▶ [What needs to be done]
Filter the records below down to lines containing "private".

▶ [Given information]
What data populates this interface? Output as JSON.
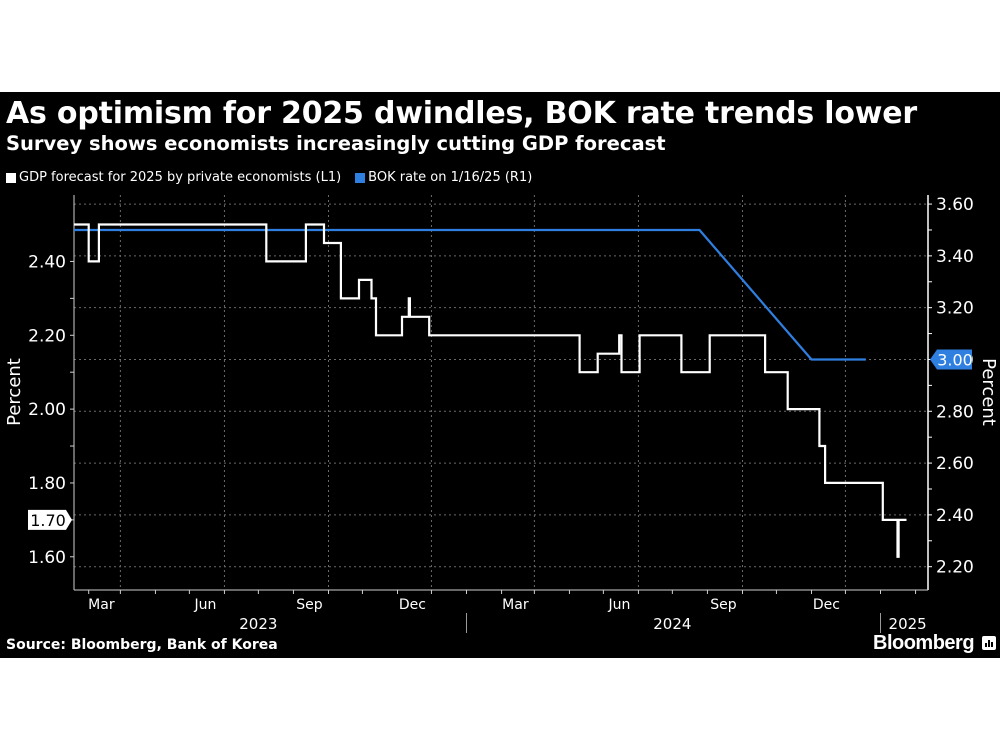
{
  "header": {
    "title": "As optimism for 2025 dwindles, BOK rate trends lower",
    "subtitle": "Survey shows economists increasingly cutting GDP forecast"
  },
  "legend": [
    {
      "label": "GDP forecast for 2025 by private economists (L1)",
      "color": "#ffffff"
    },
    {
      "label": "BOK rate on 1/16/25 (R1)",
      "color": "#2f7fe0"
    }
  ],
  "footer": {
    "source": "Source: Bloomberg, Bank of Korea",
    "brand": "Bloomberg"
  },
  "chart_data": {
    "type": "line",
    "title": "As optimism for 2025 dwindles, BOK rate trends lower",
    "subtitle": "Survey shows economists increasingly cutting GDP forecast",
    "xlabel": "",
    "ylabel_left": "Percent",
    "ylabel_right": "Percent",
    "x_range": [
      "2023-01-19",
      "2025-02-12"
    ],
    "ylim_left": [
      1.51,
      2.58
    ],
    "ylim_right": [
      2.11,
      3.635
    ],
    "left_ticks": [
      1.6,
      1.8,
      2.0,
      2.2,
      2.4
    ],
    "left_tick_labels": [
      "1.60",
      "1.80",
      "2.00",
      "2.20",
      "2.40"
    ],
    "right_ticks": [
      2.2,
      2.4,
      2.6,
      2.8,
      3.0,
      3.2,
      3.4,
      3.6
    ],
    "right_tick_labels": [
      "2.20",
      "2.40",
      "2.60",
      "2.80",
      "3.00",
      "3.20",
      "3.40",
      "3.60"
    ],
    "x_ticks": [
      {
        "date": "2023-03-01",
        "label": "Mar"
      },
      {
        "date": "2023-06-01",
        "label": "Jun"
      },
      {
        "date": "2023-09-01",
        "label": "Sep"
      },
      {
        "date": "2023-12-01",
        "label": "Dec"
      },
      {
        "date": "2024-03-01",
        "label": "Mar"
      },
      {
        "date": "2024-06-01",
        "label": "Jun"
      },
      {
        "date": "2024-09-01",
        "label": "Sep"
      },
      {
        "date": "2024-12-01",
        "label": "Dec"
      }
    ],
    "year_labels": [
      {
        "label": "2023",
        "center": "2023-07-01",
        "sep_after": "2024-01-01"
      },
      {
        "label": "2024",
        "center": "2024-07-01",
        "sep_after": "2025-01-01"
      },
      {
        "label": "2025",
        "center": "2025-01-25",
        "sep_after": null
      }
    ],
    "grid": true,
    "legend_position": "top-left",
    "last_value_labels": [
      {
        "series": "GDP forecast for 2025 by private economists (L1)",
        "value": "1.70",
        "axis": "left"
      },
      {
        "series": "BOK rate on 1/16/25 (R1)",
        "value": "3.00",
        "axis": "right"
      }
    ],
    "series": [
      {
        "name": "GDP forecast for 2025 by private economists (L1)",
        "axis": "left",
        "color": "#ffffff",
        "step": true,
        "points": [
          [
            "2023-01-19",
            2.5
          ],
          [
            "2023-02-01",
            2.4
          ],
          [
            "2023-02-10",
            2.5
          ],
          [
            "2023-07-08",
            2.4
          ],
          [
            "2023-08-12",
            2.5
          ],
          [
            "2023-08-28",
            2.45
          ],
          [
            "2023-09-12",
            2.3
          ],
          [
            "2023-09-28",
            2.35
          ],
          [
            "2023-10-09",
            2.3
          ],
          [
            "2023-10-13",
            2.2
          ],
          [
            "2023-11-05",
            2.25
          ],
          [
            "2023-11-11",
            2.3
          ],
          [
            "2023-11-12",
            2.25
          ],
          [
            "2023-11-29",
            2.2
          ],
          [
            "2024-04-10",
            2.1
          ],
          [
            "2024-04-26",
            2.15
          ],
          [
            "2024-05-15",
            2.2
          ],
          [
            "2024-05-17",
            2.1
          ],
          [
            "2024-06-02",
            2.2
          ],
          [
            "2024-07-09",
            2.1
          ],
          [
            "2024-08-03",
            2.2
          ],
          [
            "2024-09-21",
            2.1
          ],
          [
            "2024-10-11",
            2.0
          ],
          [
            "2024-11-08",
            1.9
          ],
          [
            "2024-11-13",
            1.8
          ],
          [
            "2025-01-03",
            1.7
          ],
          [
            "2025-01-16",
            1.6
          ],
          [
            "2025-01-17",
            1.7
          ],
          [
            "2025-01-24",
            1.7
          ]
        ]
      },
      {
        "name": "BOK rate on 1/16/25 (R1)",
        "axis": "right",
        "color": "#2f7fe0",
        "step": false,
        "points": [
          [
            "2023-01-19",
            3.5
          ],
          [
            "2024-07-25",
            3.5
          ],
          [
            "2024-11-01",
            3.0
          ],
          [
            "2024-12-19",
            3.0
          ]
        ]
      }
    ]
  }
}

▶ [Task response]
      "label": "GDP forecast for 2025 by private economists (L1)",
        "series": "GDP forecast for 2025 by private economists (L1)",
        "name": "GDP forecast for 2025 by private economists (L1)",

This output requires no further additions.